▽

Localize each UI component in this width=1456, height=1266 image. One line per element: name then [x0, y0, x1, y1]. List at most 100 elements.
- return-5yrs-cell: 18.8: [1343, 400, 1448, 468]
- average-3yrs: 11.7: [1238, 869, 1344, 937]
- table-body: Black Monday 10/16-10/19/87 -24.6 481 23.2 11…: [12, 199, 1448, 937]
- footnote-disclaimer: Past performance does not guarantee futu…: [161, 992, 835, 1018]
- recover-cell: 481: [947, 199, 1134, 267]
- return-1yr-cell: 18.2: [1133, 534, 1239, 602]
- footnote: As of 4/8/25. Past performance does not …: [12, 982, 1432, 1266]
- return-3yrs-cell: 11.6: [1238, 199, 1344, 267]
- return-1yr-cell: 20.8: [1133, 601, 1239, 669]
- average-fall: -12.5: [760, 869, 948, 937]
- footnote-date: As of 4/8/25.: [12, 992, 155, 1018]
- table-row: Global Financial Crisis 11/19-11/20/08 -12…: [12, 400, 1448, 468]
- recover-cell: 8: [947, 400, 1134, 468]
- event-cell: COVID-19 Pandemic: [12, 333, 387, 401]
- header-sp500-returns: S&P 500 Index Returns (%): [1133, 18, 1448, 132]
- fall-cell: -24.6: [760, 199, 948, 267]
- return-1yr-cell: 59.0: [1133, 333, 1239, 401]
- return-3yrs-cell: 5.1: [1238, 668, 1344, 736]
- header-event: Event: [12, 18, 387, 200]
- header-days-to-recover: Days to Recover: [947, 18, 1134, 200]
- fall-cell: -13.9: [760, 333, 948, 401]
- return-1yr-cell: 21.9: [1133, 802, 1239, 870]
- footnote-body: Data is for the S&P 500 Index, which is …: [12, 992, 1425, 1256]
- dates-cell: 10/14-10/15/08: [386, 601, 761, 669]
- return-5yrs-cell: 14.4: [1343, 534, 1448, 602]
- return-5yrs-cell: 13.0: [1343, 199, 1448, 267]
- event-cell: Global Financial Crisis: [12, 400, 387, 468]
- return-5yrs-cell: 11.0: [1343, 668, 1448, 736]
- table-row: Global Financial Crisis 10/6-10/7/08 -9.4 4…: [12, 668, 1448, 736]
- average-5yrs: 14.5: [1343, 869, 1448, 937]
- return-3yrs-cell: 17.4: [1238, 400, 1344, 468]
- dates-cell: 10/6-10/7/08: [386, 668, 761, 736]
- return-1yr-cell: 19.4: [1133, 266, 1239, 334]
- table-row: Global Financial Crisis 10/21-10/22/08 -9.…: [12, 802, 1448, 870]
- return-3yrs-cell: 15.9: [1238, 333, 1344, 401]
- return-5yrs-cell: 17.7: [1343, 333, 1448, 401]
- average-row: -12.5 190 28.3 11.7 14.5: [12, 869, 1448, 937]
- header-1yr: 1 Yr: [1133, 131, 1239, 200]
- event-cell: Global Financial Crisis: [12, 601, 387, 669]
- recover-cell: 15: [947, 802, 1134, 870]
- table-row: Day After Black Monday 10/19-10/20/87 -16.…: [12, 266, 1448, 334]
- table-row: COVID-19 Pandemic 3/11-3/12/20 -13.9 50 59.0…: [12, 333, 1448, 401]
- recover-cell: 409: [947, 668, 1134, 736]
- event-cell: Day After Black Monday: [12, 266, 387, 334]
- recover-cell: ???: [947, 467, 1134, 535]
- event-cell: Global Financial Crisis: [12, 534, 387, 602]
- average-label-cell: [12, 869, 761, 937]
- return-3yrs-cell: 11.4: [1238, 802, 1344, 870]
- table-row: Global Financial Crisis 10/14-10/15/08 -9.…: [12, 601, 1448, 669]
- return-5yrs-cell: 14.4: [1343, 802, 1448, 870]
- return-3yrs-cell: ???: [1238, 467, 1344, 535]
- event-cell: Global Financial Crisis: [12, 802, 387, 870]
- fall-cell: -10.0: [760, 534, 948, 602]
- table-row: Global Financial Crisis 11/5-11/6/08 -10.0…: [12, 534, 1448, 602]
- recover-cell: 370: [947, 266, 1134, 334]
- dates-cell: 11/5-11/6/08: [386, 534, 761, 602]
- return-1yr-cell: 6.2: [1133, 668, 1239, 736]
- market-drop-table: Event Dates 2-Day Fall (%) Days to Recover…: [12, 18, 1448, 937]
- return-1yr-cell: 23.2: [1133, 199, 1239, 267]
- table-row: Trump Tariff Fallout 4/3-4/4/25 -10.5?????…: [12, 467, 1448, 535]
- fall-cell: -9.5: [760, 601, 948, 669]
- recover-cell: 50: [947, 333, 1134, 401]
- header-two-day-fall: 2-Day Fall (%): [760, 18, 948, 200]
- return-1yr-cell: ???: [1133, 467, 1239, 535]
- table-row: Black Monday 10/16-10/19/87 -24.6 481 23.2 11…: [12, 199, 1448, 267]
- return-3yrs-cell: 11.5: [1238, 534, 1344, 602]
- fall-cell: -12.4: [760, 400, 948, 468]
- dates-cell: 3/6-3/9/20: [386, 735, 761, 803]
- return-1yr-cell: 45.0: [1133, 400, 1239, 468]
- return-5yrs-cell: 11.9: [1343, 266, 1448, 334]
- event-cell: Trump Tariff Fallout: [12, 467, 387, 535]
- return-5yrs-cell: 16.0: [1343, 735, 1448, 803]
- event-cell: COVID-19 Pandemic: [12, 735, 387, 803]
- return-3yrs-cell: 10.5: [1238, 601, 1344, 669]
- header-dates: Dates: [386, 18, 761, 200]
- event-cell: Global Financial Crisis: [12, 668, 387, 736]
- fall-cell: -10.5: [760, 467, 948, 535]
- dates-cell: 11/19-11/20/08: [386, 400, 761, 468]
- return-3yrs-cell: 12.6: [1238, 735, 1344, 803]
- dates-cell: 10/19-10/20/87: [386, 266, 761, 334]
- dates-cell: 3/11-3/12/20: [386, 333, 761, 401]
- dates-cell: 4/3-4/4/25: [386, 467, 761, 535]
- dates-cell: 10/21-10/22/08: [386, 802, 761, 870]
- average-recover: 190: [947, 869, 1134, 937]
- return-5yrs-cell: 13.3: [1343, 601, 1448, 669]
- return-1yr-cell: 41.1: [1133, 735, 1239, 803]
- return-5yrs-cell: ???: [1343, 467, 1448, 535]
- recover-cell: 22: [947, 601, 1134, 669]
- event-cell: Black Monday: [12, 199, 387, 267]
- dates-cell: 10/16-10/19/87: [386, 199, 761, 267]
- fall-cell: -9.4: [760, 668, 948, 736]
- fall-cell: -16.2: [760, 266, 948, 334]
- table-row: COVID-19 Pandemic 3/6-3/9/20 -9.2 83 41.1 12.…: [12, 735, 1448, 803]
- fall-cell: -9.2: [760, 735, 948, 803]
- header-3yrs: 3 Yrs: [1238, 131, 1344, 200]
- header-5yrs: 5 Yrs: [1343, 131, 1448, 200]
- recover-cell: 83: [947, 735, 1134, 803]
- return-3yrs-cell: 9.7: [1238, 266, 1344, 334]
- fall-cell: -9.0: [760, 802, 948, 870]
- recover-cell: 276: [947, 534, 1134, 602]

△
▽

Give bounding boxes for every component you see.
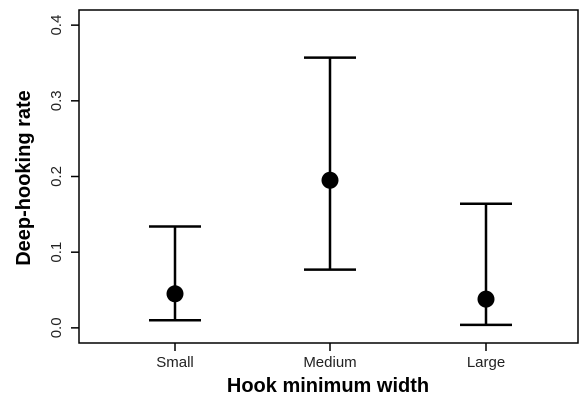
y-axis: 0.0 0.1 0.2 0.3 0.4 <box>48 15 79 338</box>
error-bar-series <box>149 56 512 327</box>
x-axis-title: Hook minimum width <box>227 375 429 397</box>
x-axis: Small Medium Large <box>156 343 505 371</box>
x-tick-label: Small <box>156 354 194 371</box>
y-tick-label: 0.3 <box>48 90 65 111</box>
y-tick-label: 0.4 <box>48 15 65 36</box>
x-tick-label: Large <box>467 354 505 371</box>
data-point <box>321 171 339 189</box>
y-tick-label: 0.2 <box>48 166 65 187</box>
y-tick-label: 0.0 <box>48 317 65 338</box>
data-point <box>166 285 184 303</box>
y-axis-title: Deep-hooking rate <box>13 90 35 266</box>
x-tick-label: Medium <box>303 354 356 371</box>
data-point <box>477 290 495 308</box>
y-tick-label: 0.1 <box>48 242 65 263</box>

△

**Work to be completed**
Copy out the material from the line with "y-axis: 0.0 0.1" to the line with "y-tick-label: 0.1 <box>48 242 65 263</box>", both lines included, reproducing each line without any change.

**Problem solution**
y-axis: 0.0 0.1 0.2 0.3 0.4 <box>48 15 79 338</box>
error-bar-series <box>149 56 512 327</box>
x-axis-title: Hook minimum width <box>227 375 429 397</box>
x-axis: Small Medium Large <box>156 343 505 371</box>
x-tick-label: Small <box>156 354 194 371</box>
y-tick-label: 0.3 <box>48 90 65 111</box>
y-tick-label: 0.4 <box>48 15 65 36</box>
x-tick-label: Large <box>467 354 505 371</box>
data-point <box>321 171 339 189</box>
y-tick-label: 0.2 <box>48 166 65 187</box>
y-tick-label: 0.0 <box>48 317 65 338</box>
data-point <box>166 285 184 303</box>
y-axis-title: Deep-hooking rate <box>13 90 35 266</box>
x-tick-label: Medium <box>303 354 356 371</box>
data-point <box>477 290 495 308</box>
y-tick-label: 0.1 <box>48 242 65 263</box>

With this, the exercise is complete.